Dataset records:
## begin
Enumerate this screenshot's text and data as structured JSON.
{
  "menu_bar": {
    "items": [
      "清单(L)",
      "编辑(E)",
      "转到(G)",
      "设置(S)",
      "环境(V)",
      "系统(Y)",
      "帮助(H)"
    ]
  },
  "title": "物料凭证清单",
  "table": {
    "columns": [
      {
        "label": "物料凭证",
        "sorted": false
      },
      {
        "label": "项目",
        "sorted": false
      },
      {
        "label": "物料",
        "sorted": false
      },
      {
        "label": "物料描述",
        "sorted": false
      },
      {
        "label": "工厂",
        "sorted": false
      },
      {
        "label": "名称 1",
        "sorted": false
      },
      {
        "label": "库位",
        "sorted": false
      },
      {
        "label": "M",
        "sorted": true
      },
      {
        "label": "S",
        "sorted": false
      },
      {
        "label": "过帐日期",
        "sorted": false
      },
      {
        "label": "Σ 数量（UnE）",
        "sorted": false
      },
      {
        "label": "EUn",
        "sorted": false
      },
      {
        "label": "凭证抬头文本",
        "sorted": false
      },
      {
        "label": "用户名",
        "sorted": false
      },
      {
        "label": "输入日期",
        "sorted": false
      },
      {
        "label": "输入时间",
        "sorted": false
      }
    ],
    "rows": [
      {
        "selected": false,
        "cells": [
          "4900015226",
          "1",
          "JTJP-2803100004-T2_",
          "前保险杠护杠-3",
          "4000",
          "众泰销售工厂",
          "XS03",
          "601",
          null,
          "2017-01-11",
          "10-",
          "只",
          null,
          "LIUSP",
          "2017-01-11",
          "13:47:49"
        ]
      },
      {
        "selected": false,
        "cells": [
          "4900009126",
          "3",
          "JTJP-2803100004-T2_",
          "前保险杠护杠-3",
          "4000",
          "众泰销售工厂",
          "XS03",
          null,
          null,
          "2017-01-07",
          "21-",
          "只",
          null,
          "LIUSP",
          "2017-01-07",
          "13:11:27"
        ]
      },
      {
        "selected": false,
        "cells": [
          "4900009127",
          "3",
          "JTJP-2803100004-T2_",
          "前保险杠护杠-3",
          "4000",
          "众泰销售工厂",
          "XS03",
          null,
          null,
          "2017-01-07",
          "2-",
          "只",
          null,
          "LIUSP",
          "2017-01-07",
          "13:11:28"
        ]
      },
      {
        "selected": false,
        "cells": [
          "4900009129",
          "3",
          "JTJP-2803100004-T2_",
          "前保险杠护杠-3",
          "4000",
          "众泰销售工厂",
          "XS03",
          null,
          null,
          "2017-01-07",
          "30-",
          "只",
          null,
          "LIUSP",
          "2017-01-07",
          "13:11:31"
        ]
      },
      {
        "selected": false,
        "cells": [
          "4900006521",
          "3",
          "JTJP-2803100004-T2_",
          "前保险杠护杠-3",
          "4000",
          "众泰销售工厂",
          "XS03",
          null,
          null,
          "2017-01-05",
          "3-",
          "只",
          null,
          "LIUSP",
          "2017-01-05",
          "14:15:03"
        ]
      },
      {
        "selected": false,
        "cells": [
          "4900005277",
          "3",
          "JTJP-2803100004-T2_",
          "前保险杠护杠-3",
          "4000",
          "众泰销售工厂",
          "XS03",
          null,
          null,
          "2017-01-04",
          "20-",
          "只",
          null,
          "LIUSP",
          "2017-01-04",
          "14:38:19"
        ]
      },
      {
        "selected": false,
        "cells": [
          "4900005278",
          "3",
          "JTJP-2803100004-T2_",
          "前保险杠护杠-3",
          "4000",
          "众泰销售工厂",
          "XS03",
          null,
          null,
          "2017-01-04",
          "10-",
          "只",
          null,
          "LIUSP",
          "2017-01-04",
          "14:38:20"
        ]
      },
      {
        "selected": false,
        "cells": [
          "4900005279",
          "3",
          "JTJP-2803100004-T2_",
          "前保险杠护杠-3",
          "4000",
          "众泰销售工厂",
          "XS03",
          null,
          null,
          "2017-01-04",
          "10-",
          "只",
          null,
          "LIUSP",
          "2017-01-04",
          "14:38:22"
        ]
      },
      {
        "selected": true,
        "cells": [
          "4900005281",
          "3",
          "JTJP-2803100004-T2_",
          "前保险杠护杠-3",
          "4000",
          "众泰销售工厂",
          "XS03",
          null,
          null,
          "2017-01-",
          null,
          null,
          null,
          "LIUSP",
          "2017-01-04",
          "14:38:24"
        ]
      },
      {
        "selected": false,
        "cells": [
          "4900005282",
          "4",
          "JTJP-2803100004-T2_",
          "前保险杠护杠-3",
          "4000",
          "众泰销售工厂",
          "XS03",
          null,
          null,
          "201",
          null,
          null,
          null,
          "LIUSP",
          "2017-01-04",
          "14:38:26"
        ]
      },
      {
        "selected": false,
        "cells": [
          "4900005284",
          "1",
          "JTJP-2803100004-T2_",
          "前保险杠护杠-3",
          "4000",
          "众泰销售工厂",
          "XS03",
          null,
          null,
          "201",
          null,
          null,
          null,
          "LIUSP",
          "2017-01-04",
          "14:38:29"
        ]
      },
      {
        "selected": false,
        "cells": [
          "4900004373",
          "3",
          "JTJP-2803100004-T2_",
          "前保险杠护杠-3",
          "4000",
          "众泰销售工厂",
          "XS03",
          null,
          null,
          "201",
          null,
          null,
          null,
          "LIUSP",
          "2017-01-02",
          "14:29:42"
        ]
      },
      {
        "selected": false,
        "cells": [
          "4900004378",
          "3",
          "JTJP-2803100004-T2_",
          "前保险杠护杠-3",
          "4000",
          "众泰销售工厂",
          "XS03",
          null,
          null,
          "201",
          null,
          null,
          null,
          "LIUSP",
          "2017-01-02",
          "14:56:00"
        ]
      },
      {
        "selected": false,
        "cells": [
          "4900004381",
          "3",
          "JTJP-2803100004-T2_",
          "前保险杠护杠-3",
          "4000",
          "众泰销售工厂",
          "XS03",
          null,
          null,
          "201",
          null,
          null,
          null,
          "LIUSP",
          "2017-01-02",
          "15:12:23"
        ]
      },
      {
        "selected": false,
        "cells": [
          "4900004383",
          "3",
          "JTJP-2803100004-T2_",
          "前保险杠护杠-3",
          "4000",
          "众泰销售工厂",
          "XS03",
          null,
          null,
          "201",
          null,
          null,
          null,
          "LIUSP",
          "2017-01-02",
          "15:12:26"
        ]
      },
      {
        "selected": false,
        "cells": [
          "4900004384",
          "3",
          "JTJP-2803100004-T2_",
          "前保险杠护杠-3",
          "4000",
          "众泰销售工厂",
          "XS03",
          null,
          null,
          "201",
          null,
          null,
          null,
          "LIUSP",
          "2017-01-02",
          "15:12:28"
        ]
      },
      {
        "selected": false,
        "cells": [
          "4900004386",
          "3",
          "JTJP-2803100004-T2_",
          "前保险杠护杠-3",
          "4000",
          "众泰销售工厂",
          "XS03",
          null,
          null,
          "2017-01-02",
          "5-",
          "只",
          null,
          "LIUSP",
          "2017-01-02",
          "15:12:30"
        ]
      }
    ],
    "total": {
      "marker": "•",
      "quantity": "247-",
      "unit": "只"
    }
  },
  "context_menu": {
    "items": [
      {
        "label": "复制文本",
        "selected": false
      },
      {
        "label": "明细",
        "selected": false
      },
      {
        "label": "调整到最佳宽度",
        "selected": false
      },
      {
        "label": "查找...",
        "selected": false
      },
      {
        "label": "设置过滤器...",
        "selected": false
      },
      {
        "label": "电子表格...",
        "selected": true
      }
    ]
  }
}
## end
#### WORK TO COMPLETE
Repeat the records exactly, including every line.

#### RESPONSE TO THIS EXERCISE
Enumerate this screenshot's text and data as structured JSON.
{
  "menu_bar": {
    "items": [
      "清单(L)",
      "编辑(E)",
      "转到(G)",
      "设置(S)",
      "环境(V)",
      "系统(Y)",
      "帮助(H)"
    ]
  },
  "title": "物料凭证清单",
  "table": {
    "columns": [
      {
        "label": "物料凭证",
        "sorted": false
      },
      {
        "label": "项目",
        "sorted": false
      },
      {
        "label": "物料",
        "sorted": false
      },
      {
        "label": "物料描述",
        "sorted": false
      },
      {
        "label": "工厂",
        "sorted": false
      },
      {
        "label": "名称 1",
        "sorted": false
      },
      {
        "label": "库位",
        "sorted": false
      },
      {
        "label": "M",
        "sorted": true
      },
      {
        "label": "S",
        "sorted": false
      },
      {
        "label": "过帐日期",
        "sorted": false
      },
      {
        "label": "Σ 数量（UnE）",
        "sorted": false
      },
      {
        "label": "EUn",
        "sorted": false
      },
      {
        "label": "凭证抬头文本",
        "sorted": false
      },
      {
        "label": "用户名",
        "sorted": false
      },
      {
        "label": "输入日期",
        "sorted": false
      },
      {
        "label": "输入时间",
        "sorted": false
      }
    ],
    "rows": [
      {
        "selected": false,
        "cells": [
          "4900015226",
          "1",
          "JTJP-2803100004-T2_",
          "前保险杠护杠-3",
          "4000",
          "众泰销售工厂",
          "XS03",
          "601",
          null,
          "2017-01-11",
          "10-",
          "只",
          null,
          "LIUSP",
          "2017-01-11",
          "13:47:49"
        ]
      },
      {
        "selected": false,
        "cells": [
          "4900009126",
          "3",
          "JTJP-2803100004-T2_",
          "前保险杠护杠-3",
          "4000",
          "众泰销售工厂",
          "XS03",
          null,
          null,
          "2017-01-07",
          "21-",
          "只",
          null,
          "LIUSP",
          "2017-01-07",
          "13:11:27"
        ]
      },
      {
        "selected": false,
        "cells": [
          "4900009127",
          "3",
          "JTJP-2803100004-T2_",
          "前保险杠护杠-3",
          "4000",
          "众泰销售工厂",
          "XS03",
          null,
          null,
          "2017-01-07",
          "2-",
          "只",
          null,
          "LIUSP",
          "2017-01-07",
          "13:11:28"
        ]
      },
      {
        "selected": false,
        "cells": [
          "4900009129",
          "3",
          "JTJP-2803100004-T2_",
          "前保险杠护杠-3",
          "4000",
          "众泰销售工厂",
          "XS03",
          null,
          null,
          "2017-01-07",
          "30-",
          "只",
          null,
          "LIUSP",
          "2017-01-07",
          "13:11:31"
        ]
      },
      {
        "selected": false,
        "cells": [
          "4900006521",
          "3",
          "JTJP-2803100004-T2_",
          "前保险杠护杠-3",
          "4000",
          "众泰销售工厂",
          "XS03",
          null,
          null,
          "2017-01-05",
          "3-",
          "只",
          null,
          "LIUSP",
          "2017-01-05",
          "14:15:03"
        ]
      },
      {
        "selected": false,
        "cells": [
          "4900005277",
          "3",
          "JTJP-2803100004-T2_",
          "前保险杠护杠-3",
          "4000",
          "众泰销售工厂",
          "XS03",
          null,
          null,
          "2017-01-04",
          "20-",
          "只",
          null,
          "LIUSP",
          "2017-01-04",
          "14:38:19"
        ]
      },
      {
        "selected": false,
        "cells": [
          "4900005278",
          "3",
          "JTJP-2803100004-T2_",
          "前保险杠护杠-3",
          "4000",
          "众泰销售工厂",
          "XS03",
          null,
          null,
          "2017-01-04",
          "10-",
          "只",
          null,
          "LIUSP",
          "2017-01-04",
          "14:38:20"
        ]
      },
      {
        "selected": false,
        "cells": [
          "4900005279",
          "3",
          "JTJP-2803100004-T2_",
          "前保险杠护杠-3",
          "4000",
          "众泰销售工厂",
          "XS03",
          null,
          null,
          "2017-01-04",
          "10-",
          "只",
          null,
          "LIUSP",
          "2017-01-04",
          "14:38:22"
        ]
      },
      {
        "selected": true,
        "cells": [
          "4900005281",
          "3",
          "JTJP-2803100004-T2_",
          "前保险杠护杠-3",
          "4000",
          "众泰销售工厂",
          "XS03",
          null,
          null,
          "2017-01-",
          null,
          null,
          null,
          "LIUSP",
          "2017-01-04",
          "14:38:24"
        ]
      },
      {
        "selected": false,
        "cells": [
          "4900005282",
          "4",
          "JTJP-2803100004-T2_",
          "前保险杠护杠-3",
          "4000",
          "众泰销售工厂",
          "XS03",
          null,
          null,
          "201",
          null,
          null,
          null,
          "LIUSP",
          "2017-01-04",
          "14:38:26"
        ]
      },
      {
        "selected": false,
        "cells": [
          "4900005284",
          "1",
          "JTJP-2803100004-T2_",
          "前保险杠护杠-3",
          "4000",
          "众泰销售工厂",
          "XS03",
          null,
          null,
          "201",
          null,
          null,
          null,
          "LIUSP",
          "2017-01-04",
          "14:38:29"
        ]
      },
      {
        "selected": false,
        "cells": [
          "4900004373",
          "3",
          "JTJP-2803100004-T2_",
          "前保险杠护杠-3",
          "4000",
          "众泰销售工厂",
          "XS03",
          null,
          null,
          "201",
          null,
          null,
          null,
          "LIUSP",
          "2017-01-02",
          "14:29:42"
        ]
      },
      {
        "selected": false,
        "cells": [
          "4900004378",
          "3",
          "JTJP-2803100004-T2_",
          "前保险杠护杠-3",
          "4000",
          "众泰销售工厂",
          "XS03",
          null,
          null,
          "201",
          null,
          null,
          null,
          "LIUSP",
          "2017-01-02",
          "14:56:00"
        ]
      },
      {
        "selected": false,
        "cells": [
          "4900004381",
          "3",
          "JTJP-2803100004-T2_",
          "前保险杠护杠-3",
          "4000",
          "众泰销售工厂",
          "XS03",
          null,
          null,
          "201",
          null,
          null,
          null,
          "LIUSP",
          "2017-01-02",
          "15:12:23"
        ]
      },
      {
        "selected": false,
        "cells": [
          "4900004383",
          "3",
          "JTJP-2803100004-T2_",
          "前保险杠护杠-3",
          "4000",
          "众泰销售工厂",
          "XS03",
          null,
          null,
          "201",
          null,
          null,
          null,
          "LIUSP",
          "2017-01-02",
          "15:12:26"
        ]
      },
      {
        "selected": false,
        "cells": [
          "4900004384",
          "3",
          "JTJP-2803100004-T2_",
          "前保险杠护杠-3",
          "4000",
          "众泰销售工厂",
          "XS03",
          null,
          null,
          "201",
          null,
          null,
          null,
          "LIUSP",
          "2017-01-02",
          "15:12:28"
        ]
      },
      {
        "selected": false,
        "cells": [
          "4900004386",
          "3",
          "JTJP-2803100004-T2_",
          "前保险杠护杠-3",
          "4000",
          "众泰销售工厂",
          "XS03",
          null,
          null,
          "2017-01-02",
          "5-",
          "只",
          null,
          "LIUSP",
          "2017-01-02",
          "15:12:30"
        ]
      }
    ],
    "total": {
      "marker": "•",
      "quantity": "247-",
      "unit": "只"
    }
  },
  "context_menu": {
    "items": [
      {
        "label": "复制文本",
        "selected": false
      },
      {
        "label": "明细",
        "selected": false
      },
      {
        "label": "调整到最佳宽度",
        "selected": false
      },
      {
        "label": "查找...",
        "selected": false
      },
      {
        "label": "设置过滤器...",
        "selected": false
      },
      {
        "label": "电子表格...",
        "selected": true
      }
    ]
  }
}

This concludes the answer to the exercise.